WRITTEN TASK:
Search the data for the word "title" and copy every line that contains it.
══════
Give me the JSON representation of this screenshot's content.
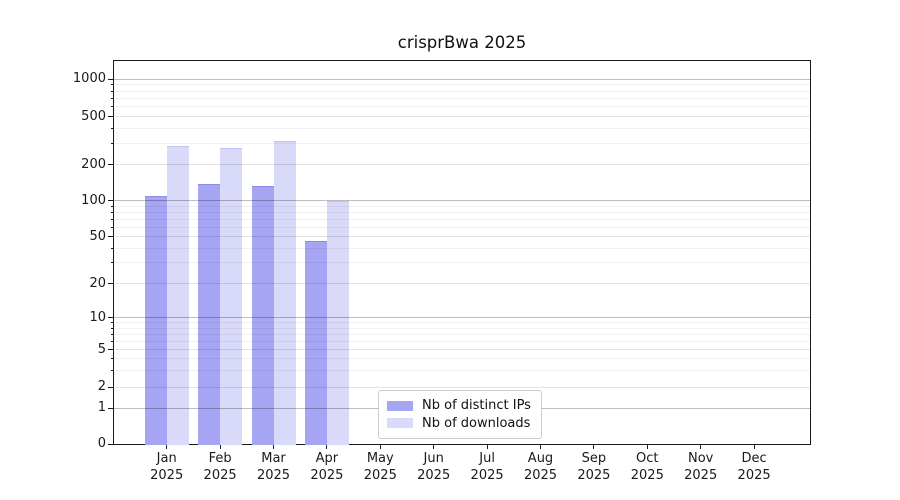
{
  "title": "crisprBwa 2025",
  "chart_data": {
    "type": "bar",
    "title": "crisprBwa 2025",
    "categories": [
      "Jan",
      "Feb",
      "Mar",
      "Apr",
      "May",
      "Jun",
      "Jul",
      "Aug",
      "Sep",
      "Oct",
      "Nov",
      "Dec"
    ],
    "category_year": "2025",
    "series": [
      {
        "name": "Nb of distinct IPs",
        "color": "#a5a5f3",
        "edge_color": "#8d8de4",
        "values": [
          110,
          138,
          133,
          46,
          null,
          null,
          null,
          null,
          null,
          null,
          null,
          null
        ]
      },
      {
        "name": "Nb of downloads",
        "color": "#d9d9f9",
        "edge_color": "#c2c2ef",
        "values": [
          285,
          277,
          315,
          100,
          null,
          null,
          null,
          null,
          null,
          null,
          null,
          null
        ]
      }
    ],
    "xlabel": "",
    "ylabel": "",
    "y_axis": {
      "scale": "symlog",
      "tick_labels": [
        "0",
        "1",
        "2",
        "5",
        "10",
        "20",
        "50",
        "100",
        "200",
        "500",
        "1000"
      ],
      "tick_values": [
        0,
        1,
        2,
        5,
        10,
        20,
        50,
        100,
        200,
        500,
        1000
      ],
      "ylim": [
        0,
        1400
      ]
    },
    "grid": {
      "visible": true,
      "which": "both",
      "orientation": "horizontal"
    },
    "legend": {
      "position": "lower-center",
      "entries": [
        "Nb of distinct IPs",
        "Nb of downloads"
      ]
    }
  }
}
══════
TASK RESPONSE:
  "title": "crisprBwa 2025",
    "title": "crisprBwa 2025",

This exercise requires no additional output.